## DATA EXTRACT
==================================================
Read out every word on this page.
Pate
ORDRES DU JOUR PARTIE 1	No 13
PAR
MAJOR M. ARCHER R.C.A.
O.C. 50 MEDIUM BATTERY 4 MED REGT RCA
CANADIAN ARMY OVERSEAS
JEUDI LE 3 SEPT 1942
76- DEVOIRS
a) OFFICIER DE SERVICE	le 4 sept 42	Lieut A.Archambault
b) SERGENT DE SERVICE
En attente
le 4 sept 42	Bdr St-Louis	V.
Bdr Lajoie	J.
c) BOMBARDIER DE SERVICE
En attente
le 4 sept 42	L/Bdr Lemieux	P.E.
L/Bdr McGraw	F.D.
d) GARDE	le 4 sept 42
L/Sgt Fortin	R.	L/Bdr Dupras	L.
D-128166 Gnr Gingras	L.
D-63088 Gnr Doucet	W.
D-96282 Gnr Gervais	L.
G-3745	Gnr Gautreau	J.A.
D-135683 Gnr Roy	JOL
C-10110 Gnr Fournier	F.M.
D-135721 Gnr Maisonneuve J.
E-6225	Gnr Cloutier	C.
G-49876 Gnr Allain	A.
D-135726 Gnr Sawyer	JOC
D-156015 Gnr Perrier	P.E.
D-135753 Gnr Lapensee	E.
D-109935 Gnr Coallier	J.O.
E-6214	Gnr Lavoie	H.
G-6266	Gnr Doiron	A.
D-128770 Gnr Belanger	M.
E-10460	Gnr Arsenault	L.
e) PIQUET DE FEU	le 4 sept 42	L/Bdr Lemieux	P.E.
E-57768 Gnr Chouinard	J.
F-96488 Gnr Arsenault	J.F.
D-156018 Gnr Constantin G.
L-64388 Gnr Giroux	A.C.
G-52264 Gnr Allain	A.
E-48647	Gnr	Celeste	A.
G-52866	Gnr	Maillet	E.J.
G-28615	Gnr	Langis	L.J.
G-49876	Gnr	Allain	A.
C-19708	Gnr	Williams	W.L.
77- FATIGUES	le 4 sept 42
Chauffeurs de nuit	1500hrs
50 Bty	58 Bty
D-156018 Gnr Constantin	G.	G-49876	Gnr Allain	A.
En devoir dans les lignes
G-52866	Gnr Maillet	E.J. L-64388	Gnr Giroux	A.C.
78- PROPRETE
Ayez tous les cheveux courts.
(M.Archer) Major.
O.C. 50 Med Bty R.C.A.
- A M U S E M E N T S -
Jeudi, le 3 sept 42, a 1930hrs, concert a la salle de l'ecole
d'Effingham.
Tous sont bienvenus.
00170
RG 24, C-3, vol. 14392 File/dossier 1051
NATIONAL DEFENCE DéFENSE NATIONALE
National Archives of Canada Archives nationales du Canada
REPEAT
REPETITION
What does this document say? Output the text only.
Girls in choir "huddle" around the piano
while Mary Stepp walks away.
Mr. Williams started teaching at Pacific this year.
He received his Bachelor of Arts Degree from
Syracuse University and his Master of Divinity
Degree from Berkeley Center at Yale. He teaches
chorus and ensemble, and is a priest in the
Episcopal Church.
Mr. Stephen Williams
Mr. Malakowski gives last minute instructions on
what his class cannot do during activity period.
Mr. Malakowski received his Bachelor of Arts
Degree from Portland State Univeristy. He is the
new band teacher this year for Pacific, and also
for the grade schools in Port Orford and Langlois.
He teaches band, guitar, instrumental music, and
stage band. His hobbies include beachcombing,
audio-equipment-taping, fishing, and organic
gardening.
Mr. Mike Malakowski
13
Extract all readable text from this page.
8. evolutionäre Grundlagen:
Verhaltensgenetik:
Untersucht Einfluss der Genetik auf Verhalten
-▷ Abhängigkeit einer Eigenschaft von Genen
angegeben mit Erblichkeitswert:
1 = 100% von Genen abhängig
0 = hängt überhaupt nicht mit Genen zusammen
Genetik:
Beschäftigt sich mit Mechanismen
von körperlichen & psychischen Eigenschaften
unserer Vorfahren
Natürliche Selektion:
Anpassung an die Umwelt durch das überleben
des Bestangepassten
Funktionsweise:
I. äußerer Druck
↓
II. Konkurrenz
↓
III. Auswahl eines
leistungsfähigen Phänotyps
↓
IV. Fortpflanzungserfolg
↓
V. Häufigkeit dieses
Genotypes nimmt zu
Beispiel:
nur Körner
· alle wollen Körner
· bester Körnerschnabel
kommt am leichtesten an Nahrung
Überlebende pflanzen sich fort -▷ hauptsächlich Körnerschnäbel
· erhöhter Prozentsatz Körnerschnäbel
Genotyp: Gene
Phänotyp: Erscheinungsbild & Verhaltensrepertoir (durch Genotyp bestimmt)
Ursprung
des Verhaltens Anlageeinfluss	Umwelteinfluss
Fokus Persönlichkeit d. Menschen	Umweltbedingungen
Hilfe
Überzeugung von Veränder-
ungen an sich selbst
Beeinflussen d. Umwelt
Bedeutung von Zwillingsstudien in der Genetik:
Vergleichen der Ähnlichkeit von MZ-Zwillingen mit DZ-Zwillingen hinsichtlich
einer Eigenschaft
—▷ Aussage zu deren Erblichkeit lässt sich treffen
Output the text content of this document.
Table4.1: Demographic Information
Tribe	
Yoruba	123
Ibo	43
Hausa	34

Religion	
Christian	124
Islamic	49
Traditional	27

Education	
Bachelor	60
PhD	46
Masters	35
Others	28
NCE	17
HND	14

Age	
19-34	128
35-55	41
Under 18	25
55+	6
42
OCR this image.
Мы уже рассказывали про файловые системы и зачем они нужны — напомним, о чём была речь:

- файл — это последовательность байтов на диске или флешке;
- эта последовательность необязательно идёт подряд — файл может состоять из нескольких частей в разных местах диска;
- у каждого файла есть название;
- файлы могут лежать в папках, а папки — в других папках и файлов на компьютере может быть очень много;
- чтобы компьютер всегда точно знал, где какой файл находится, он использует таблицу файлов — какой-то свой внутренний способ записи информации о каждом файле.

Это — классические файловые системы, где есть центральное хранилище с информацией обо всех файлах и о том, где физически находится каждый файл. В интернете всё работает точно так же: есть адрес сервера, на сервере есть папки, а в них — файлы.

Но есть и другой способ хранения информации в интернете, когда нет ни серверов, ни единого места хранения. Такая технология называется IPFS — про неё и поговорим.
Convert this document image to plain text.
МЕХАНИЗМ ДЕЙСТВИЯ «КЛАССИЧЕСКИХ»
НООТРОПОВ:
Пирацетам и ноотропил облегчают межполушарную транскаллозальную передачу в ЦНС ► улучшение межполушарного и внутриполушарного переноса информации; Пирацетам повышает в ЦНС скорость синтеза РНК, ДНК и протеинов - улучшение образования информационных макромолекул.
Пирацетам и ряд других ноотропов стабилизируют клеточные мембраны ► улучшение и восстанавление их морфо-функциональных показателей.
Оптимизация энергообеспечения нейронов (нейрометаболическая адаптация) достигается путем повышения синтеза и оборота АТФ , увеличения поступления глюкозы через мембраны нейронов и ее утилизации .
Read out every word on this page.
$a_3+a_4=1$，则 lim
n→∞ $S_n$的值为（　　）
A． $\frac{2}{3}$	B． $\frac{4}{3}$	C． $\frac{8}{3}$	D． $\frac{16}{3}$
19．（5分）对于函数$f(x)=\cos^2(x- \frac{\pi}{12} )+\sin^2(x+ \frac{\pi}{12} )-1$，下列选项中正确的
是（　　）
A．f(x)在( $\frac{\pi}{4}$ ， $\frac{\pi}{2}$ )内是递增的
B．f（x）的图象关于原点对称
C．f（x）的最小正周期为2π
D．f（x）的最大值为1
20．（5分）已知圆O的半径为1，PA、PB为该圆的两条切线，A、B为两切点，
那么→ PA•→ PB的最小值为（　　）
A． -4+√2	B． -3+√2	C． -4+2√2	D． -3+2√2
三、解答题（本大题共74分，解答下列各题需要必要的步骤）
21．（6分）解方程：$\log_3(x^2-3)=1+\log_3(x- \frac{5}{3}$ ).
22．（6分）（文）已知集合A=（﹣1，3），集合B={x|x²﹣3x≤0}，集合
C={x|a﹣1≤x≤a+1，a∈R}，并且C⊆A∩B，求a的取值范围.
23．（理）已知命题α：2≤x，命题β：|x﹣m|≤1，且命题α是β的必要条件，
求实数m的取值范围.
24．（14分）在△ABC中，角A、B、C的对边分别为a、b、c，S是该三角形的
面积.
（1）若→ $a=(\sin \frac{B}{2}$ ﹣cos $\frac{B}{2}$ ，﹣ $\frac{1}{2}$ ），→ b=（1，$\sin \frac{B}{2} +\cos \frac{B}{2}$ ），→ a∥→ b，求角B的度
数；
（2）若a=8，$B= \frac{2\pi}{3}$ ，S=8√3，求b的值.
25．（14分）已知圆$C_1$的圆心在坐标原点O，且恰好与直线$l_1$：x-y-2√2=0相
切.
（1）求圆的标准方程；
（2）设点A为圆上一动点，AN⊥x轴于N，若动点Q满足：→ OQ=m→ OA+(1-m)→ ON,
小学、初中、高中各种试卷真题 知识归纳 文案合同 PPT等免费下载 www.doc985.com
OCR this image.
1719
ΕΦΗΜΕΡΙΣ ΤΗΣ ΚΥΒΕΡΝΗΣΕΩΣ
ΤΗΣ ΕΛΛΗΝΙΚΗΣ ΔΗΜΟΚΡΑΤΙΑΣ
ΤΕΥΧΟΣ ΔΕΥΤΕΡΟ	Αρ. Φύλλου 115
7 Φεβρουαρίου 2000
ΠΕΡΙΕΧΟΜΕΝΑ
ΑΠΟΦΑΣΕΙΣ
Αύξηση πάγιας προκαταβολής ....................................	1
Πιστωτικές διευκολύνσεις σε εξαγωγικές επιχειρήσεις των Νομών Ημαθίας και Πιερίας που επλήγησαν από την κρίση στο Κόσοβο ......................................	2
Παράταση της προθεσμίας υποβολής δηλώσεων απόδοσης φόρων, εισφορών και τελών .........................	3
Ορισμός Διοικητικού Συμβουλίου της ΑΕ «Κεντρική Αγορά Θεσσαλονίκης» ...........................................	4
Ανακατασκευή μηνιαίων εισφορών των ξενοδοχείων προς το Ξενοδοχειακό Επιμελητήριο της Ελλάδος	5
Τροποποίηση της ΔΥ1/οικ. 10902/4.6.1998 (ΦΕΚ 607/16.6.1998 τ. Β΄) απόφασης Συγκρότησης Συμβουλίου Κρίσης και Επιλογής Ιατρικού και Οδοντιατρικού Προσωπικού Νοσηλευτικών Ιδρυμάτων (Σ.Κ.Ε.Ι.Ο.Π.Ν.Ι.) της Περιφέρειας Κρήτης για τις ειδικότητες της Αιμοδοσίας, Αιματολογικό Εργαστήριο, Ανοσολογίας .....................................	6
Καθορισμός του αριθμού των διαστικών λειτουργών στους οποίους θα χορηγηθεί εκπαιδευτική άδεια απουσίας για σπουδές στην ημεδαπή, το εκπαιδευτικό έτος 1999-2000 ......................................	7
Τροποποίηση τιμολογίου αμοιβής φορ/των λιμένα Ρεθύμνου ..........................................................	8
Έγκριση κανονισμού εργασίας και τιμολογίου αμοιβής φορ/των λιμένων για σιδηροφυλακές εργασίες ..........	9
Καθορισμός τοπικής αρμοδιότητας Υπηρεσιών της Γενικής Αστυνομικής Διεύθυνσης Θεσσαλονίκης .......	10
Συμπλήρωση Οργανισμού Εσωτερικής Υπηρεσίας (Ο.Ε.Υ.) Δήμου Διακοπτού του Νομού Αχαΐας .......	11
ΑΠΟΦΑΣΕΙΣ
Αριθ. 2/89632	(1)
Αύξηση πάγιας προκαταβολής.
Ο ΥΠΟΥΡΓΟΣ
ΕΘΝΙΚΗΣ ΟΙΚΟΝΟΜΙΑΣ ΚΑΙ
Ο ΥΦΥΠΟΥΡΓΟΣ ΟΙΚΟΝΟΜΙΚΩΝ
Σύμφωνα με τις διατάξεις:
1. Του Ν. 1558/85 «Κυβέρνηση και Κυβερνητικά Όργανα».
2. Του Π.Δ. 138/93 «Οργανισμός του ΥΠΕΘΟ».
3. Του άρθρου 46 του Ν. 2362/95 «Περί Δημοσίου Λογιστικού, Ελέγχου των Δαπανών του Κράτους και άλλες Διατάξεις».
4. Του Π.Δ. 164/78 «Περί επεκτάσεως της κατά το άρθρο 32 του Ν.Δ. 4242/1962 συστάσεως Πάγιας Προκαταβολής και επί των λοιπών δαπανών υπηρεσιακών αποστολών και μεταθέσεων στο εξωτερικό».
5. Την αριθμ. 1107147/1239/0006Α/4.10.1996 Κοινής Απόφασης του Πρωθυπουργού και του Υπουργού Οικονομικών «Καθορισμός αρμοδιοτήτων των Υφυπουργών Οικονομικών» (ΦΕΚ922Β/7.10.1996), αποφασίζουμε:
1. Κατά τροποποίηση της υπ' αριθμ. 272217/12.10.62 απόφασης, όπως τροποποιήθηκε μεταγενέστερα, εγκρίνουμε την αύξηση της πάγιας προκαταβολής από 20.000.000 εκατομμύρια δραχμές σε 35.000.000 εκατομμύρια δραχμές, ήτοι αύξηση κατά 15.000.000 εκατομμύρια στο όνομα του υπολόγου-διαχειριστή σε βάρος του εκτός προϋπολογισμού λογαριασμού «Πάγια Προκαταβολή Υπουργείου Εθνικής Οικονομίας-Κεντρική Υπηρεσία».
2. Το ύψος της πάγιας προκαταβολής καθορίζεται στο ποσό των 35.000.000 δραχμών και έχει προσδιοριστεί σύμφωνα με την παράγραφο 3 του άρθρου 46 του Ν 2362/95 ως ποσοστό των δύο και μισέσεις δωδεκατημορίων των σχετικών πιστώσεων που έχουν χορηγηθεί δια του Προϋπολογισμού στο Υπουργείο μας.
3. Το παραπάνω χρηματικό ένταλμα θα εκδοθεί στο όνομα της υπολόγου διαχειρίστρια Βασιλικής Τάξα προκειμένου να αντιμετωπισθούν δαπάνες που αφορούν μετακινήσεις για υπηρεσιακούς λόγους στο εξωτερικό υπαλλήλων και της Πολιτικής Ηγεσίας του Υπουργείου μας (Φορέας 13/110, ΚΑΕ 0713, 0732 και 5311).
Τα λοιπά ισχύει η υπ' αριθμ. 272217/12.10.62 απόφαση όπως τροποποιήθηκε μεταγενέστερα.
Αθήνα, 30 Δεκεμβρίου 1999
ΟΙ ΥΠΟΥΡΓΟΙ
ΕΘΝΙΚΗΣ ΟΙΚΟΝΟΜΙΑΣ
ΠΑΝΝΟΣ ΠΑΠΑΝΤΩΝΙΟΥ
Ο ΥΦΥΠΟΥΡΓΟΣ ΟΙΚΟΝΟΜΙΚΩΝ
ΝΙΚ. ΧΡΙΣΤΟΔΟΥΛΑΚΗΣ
==================================================
## THE PROBLEM
Make a copy of each line that contains the string "Arts".

## SOLUTION
He received his Bachelor of Arts Degree from
Mr. Malakowski received his Bachelor of Arts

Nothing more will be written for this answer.